From the entries that follow, list every line in which the string "以爱为核心" appears.
· · · · · · ·
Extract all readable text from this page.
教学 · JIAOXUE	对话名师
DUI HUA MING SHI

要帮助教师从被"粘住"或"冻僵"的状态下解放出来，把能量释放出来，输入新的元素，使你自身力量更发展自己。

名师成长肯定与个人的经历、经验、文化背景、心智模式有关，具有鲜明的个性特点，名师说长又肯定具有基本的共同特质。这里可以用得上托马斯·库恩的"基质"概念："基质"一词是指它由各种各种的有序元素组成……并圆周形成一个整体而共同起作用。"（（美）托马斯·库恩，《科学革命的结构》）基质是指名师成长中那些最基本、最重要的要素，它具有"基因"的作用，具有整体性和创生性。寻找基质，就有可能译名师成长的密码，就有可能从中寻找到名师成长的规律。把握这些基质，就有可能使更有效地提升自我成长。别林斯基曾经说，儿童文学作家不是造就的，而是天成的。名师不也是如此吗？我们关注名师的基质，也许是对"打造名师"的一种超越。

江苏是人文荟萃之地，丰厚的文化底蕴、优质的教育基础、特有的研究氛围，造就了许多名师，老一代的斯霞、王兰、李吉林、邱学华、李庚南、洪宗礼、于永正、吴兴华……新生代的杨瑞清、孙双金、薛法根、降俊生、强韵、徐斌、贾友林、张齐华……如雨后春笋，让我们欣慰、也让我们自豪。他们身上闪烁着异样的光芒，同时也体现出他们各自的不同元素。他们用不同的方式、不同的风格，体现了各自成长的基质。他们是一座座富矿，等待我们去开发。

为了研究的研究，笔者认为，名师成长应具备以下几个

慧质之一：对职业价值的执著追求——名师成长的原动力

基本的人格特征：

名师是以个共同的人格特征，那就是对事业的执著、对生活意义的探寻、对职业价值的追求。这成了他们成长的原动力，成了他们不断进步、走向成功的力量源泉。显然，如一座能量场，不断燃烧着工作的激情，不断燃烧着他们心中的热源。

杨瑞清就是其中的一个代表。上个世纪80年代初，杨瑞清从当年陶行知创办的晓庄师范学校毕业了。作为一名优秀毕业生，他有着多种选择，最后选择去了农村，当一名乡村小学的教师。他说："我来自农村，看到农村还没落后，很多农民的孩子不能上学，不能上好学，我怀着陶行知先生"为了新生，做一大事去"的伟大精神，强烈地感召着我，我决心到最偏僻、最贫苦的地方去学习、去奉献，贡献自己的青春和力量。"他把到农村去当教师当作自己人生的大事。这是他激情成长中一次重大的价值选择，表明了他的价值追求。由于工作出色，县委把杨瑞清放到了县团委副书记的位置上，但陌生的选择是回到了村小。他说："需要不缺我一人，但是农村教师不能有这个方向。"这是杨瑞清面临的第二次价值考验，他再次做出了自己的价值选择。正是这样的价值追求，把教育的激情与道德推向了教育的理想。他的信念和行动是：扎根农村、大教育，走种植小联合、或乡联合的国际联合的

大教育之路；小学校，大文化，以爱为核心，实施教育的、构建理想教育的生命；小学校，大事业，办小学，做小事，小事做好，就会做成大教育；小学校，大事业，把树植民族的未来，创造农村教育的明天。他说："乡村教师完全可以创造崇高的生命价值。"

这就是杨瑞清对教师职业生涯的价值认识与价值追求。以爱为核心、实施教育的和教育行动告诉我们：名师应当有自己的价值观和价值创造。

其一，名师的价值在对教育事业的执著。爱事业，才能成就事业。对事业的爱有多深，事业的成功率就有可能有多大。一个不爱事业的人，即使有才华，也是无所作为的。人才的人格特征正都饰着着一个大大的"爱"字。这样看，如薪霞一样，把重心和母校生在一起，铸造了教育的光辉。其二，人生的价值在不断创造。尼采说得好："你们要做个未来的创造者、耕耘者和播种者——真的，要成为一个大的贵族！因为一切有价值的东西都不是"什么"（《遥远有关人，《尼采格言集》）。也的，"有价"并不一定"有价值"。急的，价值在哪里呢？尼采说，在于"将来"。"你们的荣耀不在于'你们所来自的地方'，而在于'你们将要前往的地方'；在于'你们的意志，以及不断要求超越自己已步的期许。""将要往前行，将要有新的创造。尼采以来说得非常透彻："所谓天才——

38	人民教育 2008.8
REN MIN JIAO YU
· · · · · · ·
## ANSWER TO THE EXERCISE
大教育之路；小学校，大文化，以爱为核心，实施教育的、构建理想教育的生命；小学校，大事业，办小学，做小事，小事做好，就会做成大教育；小学校，大事业，把树植民族的未来，创造农村教育的明天。他说："乡村教师完全可以创造崇高的生命价值。"
这就是杨瑞清对教师职业生涯的价值认识与价值追求。以爱为核心、实施教育的和教育行动告诉我们：名师应当有自己的价值观和价值创造。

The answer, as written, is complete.